# Source extract:
::::::

In [2]:
from transformers import AutoModelForCausalLM, AutoTokenizer
import torch
device = torch.device("cuda:1")
torch.cuda.set_device(device)
torch.set_default_device(device)
import pandas as pd
import os
import gc
from utils.graph import KGraphPreproc
from utils.preprocessing import preprocess_text
import networkx as nx
os.environ["HF_HOME"] = "/models"
os.environ["TRANSFORMERS_CACHE"] = "/models"

In [4]:
def clear_cache():
    gc.collect()
    torch.cuda.empty_cache()
clear_cache()

In [3]:
model_name = "Qwen/Qwen2.5-0.5B-Instruct"
model_path = "/models/hub/models--Qwen--Qwen2.5-0.5B-Instruct/snapshots/7ae557604adf67be50417f59c2c2f167def9a775"
model = AutoModelForCausalLM.from_pretrained(model_path, torch_dtype="auto")
tokenizer = AutoTokenizer.from_pretrained(model_path)

In [4]:
mqa = pd.read_csv(f"/datasets/MetaQA/meta.csv")
mqa_graph = KGraphPreproc.get_metaqa_graph()

In [5]:
mqa.dropna(inplace=True)

In [6]:
mqa["chain"] = mqa.apply(
    lambda r: nx.shortest_path(
        mqa_graph._graph,
        mqa_graph.name2mid[r["topic_entity"]],
        mqa_graph.preprocessed_nodes[r.Answer]
    ),
    axis=1
)

In [7]:
row = mqa.iloc[1]
row

id                                               1-1
hop                                                1
Question        [Joe Thomas] appears in which movies
topic_entity                              Joe Thomas
Answer                               the inbetween 2
actual_hops                                        2
chain                                 [20874, 20869]
Name: 1, dtype: object

In [8]:
def get_tails(node, edge):
    tails = set()
    for u,v,attrs in mqa_graph._graph.edges(node, data=True):
        if attrs.get("relation") == edge:
            tails.add(v)
    return tails

In [9]:
def max_candidates_per_chain(row):
    max_cands = -1
    for start, target in zip(row.chain, row.chain[1:]):
        edge = mqa_graph._graph[start][target]["relation"]
        num_cands = len(get_tails(start, edge))
        if num_cands > max_cands:
            max_cands = num_cands
    return max_cands

In [10]:
mqa["max_tail_cands"] = mqa.apply(
    max_candidates_per_chain,
    axis=1
)

In [23]:
# mqa[mqa["max_tail_cands"] < 1000]
mqa["max_tail_cands"].describe()

::::::

Data items:
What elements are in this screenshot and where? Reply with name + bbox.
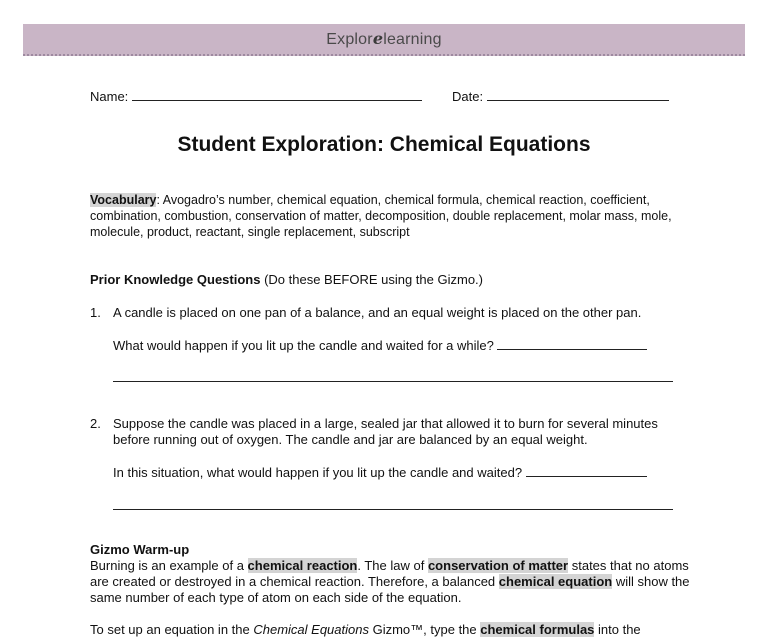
answer-line[interactable]	[113, 509, 673, 510]
warmup-title: Gizmo Warm-up	[90, 542, 190, 557]
answer-blank[interactable]	[526, 464, 647, 477]
vocabulary-paragraph	[90, 192, 690, 240]
date-label: Date:	[452, 89, 484, 104]
term-chemical-equation: chemical equation	[498, 574, 613, 589]
term-conservation-of-matter: conservation of matter	[427, 558, 569, 573]
warmup-text: To set up an equation in the	[90, 622, 254, 637]
warmup-text: will show the same number of each type of atom on each side of the equation.	[90, 574, 690, 605]
warmup-text: into the	[594, 622, 641, 637]
warmup-next-paragraph	[90, 622, 690, 638]
term-chemical-formulas: chemical formulas	[480, 622, 595, 637]
prior-knowledge-note: (Do these BEFORE using the Gizmo.)	[260, 272, 483, 287]
name-label: Name:	[90, 89, 129, 104]
warmup-text: Gizmo™, type the	[368, 622, 481, 637]
warmup-text: Burning is an example of a	[90, 558, 248, 573]
explorelearning-logo	[326, 29, 441, 49]
answer-line[interactable]	[113, 381, 673, 382]
logo-text-end: learning	[383, 31, 442, 48]
page-title: Student Exploration: Chemical Equations	[177, 133, 591, 156]
date-blank[interactable]	[487, 88, 669, 101]
question-number: 2.	[90, 416, 101, 431]
logo-text-start: Explor	[326, 31, 373, 48]
question-prompt	[113, 337, 683, 354]
name-field[interactable]	[90, 88, 422, 105]
warmup-paragraph	[90, 558, 690, 606]
page-header-band	[23, 24, 745, 56]
prior-knowledge-title: Prior Knowledge Questions	[90, 272, 261, 287]
gizmo-name: Chemical Equations	[253, 622, 369, 637]
answer-blank[interactable]	[497, 337, 647, 350]
warmup-text: states that no atoms are created or destroyed in a chemical reaction. Therefore, a balanced	[90, 558, 689, 589]
question-text: Suppose the candle was placed in a large, sealed jar that allowed it to burn for several minutes before running out of oxygen. The candle and jar are balanced by an equal weight.	[113, 416, 658, 447]
prior-knowledge-heading	[90, 272, 690, 288]
name-blank[interactable]	[132, 88, 422, 101]
question-prompt-text: In this situation, what would happen if you lit up the candle and waited?	[113, 465, 523, 480]
date-field[interactable]	[452, 88, 669, 105]
question-prompt-text: What would happen if you lit up the candle and waited for a while?	[113, 338, 494, 353]
term-chemical-reaction: chemical reaction	[247, 558, 358, 573]
vocabulary-label: Vocabulary	[90, 193, 157, 207]
warmup-heading	[90, 542, 690, 558]
warmup-text: . The law of	[357, 558, 428, 573]
question-text: A candle is placed on one pan of a balance, and an equal weight is placed on the other pan.	[113, 305, 642, 320]
question-number: 1.	[90, 305, 101, 320]
logo-script-e: e	[372, 29, 384, 48]
vocabulary-terms: : Avogadro’s number, chemical equation, chemical formula, chemical reaction, coefficient, combination, combustion, conservation of matter, decomposition, double replacement, molar mass, mole, molecule, product, reactant, single replacement, subscript	[90, 193, 672, 239]
question-prompt	[113, 464, 683, 481]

::::::

# Tasks to complete:
• a. Using the notebook code, say whether each statement is supported: (i) the model is loaded from a local snapshot path, (ii) the code places work on the device "cuda:0", (iii) rows with missing values are removed from the MetaQA table. For each, answer yes or no and quote the deciding words.
• b. In the data items, list everything from the line containing "509, 673, 510]" down to the line containing "574, 613, 589]" as a numbered list, including both ends and leaving out blank lines.

# Solution list:
• a.
(i) Yes: "model = AutoModelForCausalLM.from_pretrained(model_path, torch_dtype="auto")"
(ii) No: "device = torch.device("cuda:1")"
(iii) Yes: "mqa.dropna(inplace=True)"

• b.
1. answer-line[interactable]	[113, 509, 673, 510]
2. warmup-title: Gizmo Warm-up	[90, 542, 190, 557]
3. answer-blank[interactable]	[526, 464, 647, 477]
4. vocabulary-paragraph	[90, 192, 690, 240]
5. date-label: Date:	[452, 89, 484, 104]
6. term-chemical-equation: chemical equation	[498, 574, 613, 589]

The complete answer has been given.